** BEGIN **
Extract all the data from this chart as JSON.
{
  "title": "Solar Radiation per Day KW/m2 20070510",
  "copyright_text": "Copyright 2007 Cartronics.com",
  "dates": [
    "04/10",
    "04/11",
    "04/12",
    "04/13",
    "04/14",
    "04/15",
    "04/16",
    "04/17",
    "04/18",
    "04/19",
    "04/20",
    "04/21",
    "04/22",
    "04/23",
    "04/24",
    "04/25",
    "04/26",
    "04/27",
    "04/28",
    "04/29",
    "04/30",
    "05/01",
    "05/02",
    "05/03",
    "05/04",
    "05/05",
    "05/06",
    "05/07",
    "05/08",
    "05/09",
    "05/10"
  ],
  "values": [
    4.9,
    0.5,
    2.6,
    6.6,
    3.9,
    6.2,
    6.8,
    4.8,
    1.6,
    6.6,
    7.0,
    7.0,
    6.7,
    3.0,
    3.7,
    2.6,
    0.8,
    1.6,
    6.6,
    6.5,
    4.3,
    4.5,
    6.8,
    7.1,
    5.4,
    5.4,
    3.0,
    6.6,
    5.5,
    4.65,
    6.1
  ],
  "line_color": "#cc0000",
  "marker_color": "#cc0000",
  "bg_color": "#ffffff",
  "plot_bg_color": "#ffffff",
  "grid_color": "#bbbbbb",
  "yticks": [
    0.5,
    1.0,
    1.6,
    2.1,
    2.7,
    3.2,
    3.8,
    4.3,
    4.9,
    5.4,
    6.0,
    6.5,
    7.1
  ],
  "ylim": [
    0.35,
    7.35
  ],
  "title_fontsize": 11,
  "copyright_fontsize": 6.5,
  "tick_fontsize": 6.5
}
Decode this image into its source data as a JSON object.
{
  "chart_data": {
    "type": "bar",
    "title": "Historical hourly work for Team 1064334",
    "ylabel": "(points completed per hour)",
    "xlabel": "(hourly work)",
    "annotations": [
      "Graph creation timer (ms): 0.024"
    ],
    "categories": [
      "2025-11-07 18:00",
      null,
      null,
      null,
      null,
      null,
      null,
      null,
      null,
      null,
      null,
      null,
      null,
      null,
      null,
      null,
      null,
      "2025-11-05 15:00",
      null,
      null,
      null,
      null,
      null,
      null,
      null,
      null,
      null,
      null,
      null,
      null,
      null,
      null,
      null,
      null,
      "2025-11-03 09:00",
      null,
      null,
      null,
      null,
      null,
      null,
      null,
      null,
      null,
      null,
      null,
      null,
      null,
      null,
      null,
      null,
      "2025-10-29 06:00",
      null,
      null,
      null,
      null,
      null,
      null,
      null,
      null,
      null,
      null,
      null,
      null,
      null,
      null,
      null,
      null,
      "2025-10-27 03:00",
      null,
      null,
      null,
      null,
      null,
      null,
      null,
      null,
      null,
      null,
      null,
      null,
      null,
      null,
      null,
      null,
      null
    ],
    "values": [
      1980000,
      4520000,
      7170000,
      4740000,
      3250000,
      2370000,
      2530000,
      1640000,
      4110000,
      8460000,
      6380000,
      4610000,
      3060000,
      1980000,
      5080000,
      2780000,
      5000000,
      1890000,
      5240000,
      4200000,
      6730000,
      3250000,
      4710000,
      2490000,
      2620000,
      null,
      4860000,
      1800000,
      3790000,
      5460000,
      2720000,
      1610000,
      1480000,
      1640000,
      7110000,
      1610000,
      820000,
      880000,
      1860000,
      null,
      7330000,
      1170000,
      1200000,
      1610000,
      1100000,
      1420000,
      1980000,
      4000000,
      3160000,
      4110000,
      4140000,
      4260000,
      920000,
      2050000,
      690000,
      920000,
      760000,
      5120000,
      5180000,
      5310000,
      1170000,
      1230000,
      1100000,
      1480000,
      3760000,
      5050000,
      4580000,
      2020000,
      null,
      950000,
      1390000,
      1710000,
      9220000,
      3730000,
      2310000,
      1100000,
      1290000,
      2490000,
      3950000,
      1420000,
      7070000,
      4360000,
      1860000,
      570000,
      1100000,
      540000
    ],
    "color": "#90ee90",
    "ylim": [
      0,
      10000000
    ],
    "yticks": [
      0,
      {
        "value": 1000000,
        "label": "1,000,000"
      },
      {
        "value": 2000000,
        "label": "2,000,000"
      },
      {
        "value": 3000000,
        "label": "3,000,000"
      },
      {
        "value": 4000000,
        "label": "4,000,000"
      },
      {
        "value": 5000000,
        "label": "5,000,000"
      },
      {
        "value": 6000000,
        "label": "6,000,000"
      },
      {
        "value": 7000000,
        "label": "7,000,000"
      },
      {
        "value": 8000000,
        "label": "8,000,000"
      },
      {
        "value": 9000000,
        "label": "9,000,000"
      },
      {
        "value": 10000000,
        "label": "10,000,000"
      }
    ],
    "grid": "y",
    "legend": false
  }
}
** END **
[Your task]
Word for word, quote all of the data above.

[Correct response]
Extract all the data from this chart as JSON.
{
  "title": "Solar Radiation per Day KW/m2 20070510",
  "copyright_text": "Copyright 2007 Cartronics.com",
  "dates": [
    "04/10",
    "04/11",
    "04/12",
    "04/13",
    "04/14",
    "04/15",
    "04/16",
    "04/17",
    "04/18",
    "04/19",
    "04/20",
    "04/21",
    "04/22",
    "04/23",
    "04/24",
    "04/25",
    "04/26",
    "04/27",
    "04/28",
    "04/29",
    "04/30",
    "05/01",
    "05/02",
    "05/03",
    "05/04",
    "05/05",
    "05/06",
    "05/07",
    "05/08",
    "05/09",
    "05/10"
  ],
  "values": [
    4.9,
    0.5,
    2.6,
    6.6,
    3.9,
    6.2,
    6.8,
    4.8,
    1.6,
    6.6,
    7.0,
    7.0,
    6.7,
    3.0,
    3.7,
    2.6,
    0.8,
    1.6,
    6.6,
    6.5,
    4.3,
    4.5,
    6.8,
    7.1,
    5.4,
    5.4,
    3.0,
    6.6,
    5.5,
    4.65,
    6.1
  ],
  "line_color": "#cc0000",
  "marker_color": "#cc0000",
  "bg_color": "#ffffff",
  "plot_bg_color": "#ffffff",
  "grid_color": "#bbbbbb",
  "yticks": [
    0.5,
    1.0,
    1.6,
    2.1,
    2.7,
    3.2,
    3.8,
    4.3,
    4.9,
    5.4,
    6.0,
    6.5,
    7.1
  ],
  "ylim": [
    0.35,
    7.35
  ],
  "title_fontsize": 11,
  "copyright_fontsize": 6.5,
  "tick_fontsize": 6.5
}
Decode this image into its source data as a JSON object.
{
  "chart_data": {
    "type": "bar",
    "title": "Historical hourly work for Team 1064334",
    "ylabel": "(points completed per hour)",
    "xlabel": "(hourly work)",
    "annotations": [
      "Graph creation timer (ms): 0.024"
    ],
    "categories": [
      "2025-11-07 18:00",
      null,
      null,
      null,
      null,
      null,
      null,
      null,
      null,
      null,
      null,
      null,
      null,
      null,
      null,
      null,
      null,
      "2025-11-05 15:00",
      null,
      null,
      null,
      null,
      null,
      null,
      null,
      null,
      null,
      null,
      null,
      null,
      null,
      null,
      null,
      null,
      "2025-11-03 09:00",
      null,
      null,
      null,
      null,
      null,
      null,
      null,
      null,
      null,
      null,
      null,
      null,
      null,
      null,
      null,
      null,
      "2025-10-29 06:00",
      null,
      null,
      null,
      null,
      null,
      null,
      null,
      null,
      null,
      null,
      null,
      null,
      null,
      null,
      null,
      null,
      "2025-10-27 03:00",
      null,
      null,
      null,
      null,
      null,
      null,
      null,
      null,
      null,
      null,
      null,
      null,
      null,
      null,
      null,
      null,
      null
    ],
    "values": [
      1980000,
      4520000,
      7170000,
      4740000,
      3250000,
      2370000,
      2530000,
      1640000,
      4110000,
      8460000,
      6380000,
      4610000,
      3060000,
      1980000,
      5080000,
      2780000,
      5000000,
      1890000,
      5240000,
      4200000,
      6730000,
      3250000,
      4710000,
      2490000,
      2620000,
      null,
      4860000,
      1800000,
      3790000,
      5460000,
      2720000,
      1610000,
      1480000,
      1640000,
      7110000,
      1610000,
      820000,
      880000,
      1860000,
      null,
      7330000,
      1170000,
      1200000,
      1610000,
      1100000,
      1420000,
      1980000,
      4000000,
      3160000,
      4110000,
      4140000,
      4260000,
      920000,
      2050000,
      690000,
      920000,
      760000,
      5120000,
      5180000,
      5310000,
      1170000,
      1230000,
      1100000,
      1480000,
      3760000,
      5050000,
      4580000,
      2020000,
      null,
      950000,
      1390000,
      1710000,
      9220000,
      3730000,
      2310000,
      1100000,
      1290000,
      2490000,
      3950000,
      1420000,
      7070000,
      4360000,
      1860000,
      570000,
      1100000,
      540000
    ],
    "color": "#90ee90",
    "ylim": [
      0,
      10000000
    ],
    "yticks": [
      0,
      {
        "value": 1000000,
        "label": "1,000,000"
      },
      {
        "value": 2000000,
        "label": "2,000,000"
      },
      {
        "value": 3000000,
        "label": "3,000,000"
      },
      {
        "value": 4000000,
        "label": "4,000,000"
      },
      {
        "value": 5000000,
        "label": "5,000,000"
      },
      {
        "value": 6000000,
        "label": "6,000,000"
      },
      {
        "value": 7000000,
        "label": "7,000,000"
      },
      {
        "value": 8000000,
        "label": "8,000,000"
      },
      {
        "value": 9000000,
        "label": "9,000,000"
      },
      {
        "value": 10000000,
        "label": "10,000,000"
      }
    ],
    "grid": "y",
    "legend": false
  }
}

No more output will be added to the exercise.